*What is expected*.
Please quote the material exactly, every line of it.

Lines of data:
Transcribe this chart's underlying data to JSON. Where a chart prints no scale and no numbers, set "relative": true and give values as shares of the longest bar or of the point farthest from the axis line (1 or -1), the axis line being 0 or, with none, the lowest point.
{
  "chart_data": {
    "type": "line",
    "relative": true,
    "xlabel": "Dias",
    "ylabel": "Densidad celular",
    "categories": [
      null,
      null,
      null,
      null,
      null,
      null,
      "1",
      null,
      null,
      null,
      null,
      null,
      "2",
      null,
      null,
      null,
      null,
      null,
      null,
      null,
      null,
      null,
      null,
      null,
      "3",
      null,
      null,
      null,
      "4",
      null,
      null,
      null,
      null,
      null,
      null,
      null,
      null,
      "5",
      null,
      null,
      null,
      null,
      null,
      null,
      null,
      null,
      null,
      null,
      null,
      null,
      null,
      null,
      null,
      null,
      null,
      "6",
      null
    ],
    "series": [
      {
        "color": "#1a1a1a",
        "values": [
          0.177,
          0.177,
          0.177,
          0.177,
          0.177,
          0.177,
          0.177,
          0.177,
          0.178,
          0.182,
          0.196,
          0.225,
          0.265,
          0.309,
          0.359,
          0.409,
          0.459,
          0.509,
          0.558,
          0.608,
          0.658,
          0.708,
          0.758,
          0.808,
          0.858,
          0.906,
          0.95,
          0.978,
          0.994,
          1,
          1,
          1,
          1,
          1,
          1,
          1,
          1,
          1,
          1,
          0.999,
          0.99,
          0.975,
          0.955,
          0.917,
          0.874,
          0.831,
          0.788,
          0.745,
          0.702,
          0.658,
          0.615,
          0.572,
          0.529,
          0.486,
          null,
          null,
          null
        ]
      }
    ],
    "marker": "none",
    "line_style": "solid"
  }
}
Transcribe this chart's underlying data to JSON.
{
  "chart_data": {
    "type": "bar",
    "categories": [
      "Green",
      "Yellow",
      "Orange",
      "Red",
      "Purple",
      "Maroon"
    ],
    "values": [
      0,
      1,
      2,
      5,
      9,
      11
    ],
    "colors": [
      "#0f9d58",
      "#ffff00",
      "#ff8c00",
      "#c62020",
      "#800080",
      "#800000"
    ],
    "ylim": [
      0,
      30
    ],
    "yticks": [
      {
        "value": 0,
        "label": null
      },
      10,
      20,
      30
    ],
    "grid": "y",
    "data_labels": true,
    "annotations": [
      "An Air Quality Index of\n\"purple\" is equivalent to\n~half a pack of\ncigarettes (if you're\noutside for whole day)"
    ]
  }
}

*Written reply*.
Transcribe this chart's underlying data to JSON. Where a chart prints no scale and no numbers, set "relative": true and give values as shares of the longest bar or of the point farthest from the axis line (1 or -1), the axis line being 0 or, with none, the lowest point.
{
  "chart_data": {
    "type": "line",
    "relative": true,
    "xlabel": "Dias",
    "ylabel": "Densidad celular",
    "categories": [
      null,
      null,
      null,
      null,
      null,
      null,
      "1",
      null,
      null,
      null,
      null,
      null,
      "2",
      null,
      null,
      null,
      null,
      null,
      null,
      null,
      null,
      null,
      null,
      null,
      "3",
      null,
      null,
      null,
      "4",
      null,
      null,
      null,
      null,
      null,
      null,
      null,
      null,
      "5",
      null,
      null,
      null,
      null,
      null,
      null,
      null,
      null,
      null,
      null,
      null,
      null,
      null,
      null,
      null,
      null,
      null,
      "6",
      null
    ],
    "series": [
      {
        "color": "#1a1a1a",
        "values": [
          0.177,
          0.177,
          0.177,
          0.177,
          0.177,
          0.177,
          0.177,
          0.177,
          0.178,
          0.182,
          0.196,
          0.225,
          0.265,
          0.309,
          0.359,
          0.409,
          0.459,
          0.509,
          0.558,
          0.608,
          0.658,
          0.708,
          0.758,
          0.808,
          0.858,
          0.906,
          0.95,
          0.978,
          0.994,
          1,
          1,
          1,
          1,
          1,
          1,
          1,
          1,
          1,
          1,
          0.999,
          0.99,
          0.975,
          0.955,
          0.917,
          0.874,
          0.831,
          0.788,
          0.745,
          0.702,
          0.658,
          0.615,
          0.572,
          0.529,
          0.486,
          null,
          null,
          null
        ]
      }
    ],
    "marker": "none",
    "line_style": "solid"
  }
}
Transcribe this chart's underlying data to JSON.
{
  "chart_data": {
    "type": "bar",
    "categories": [
      "Green",
      "Yellow",
      "Orange",
      "Red",
      "Purple",
      "Maroon"
    ],
    "values": [
      0,
      1,
      2,
      5,
      9,
      11
    ],
    "colors": [
      "#0f9d58",
      "#ffff00",
      "#ff8c00",
      "#c62020",
      "#800080",
      "#800000"
    ],
    "ylim": [
      0,
      30
    ],
    "yticks": [
      {
        "value": 0,
        "label": null
      },
      10,
      20,
      30
    ],
    "grid": "y",
    "data_labels": true,
    "annotations": [
      "An Air Quality Index of\n\"purple\" is equivalent to\n~half a pack of\ncigarettes (if you're\noutside for whole day)"
    ]
  }
}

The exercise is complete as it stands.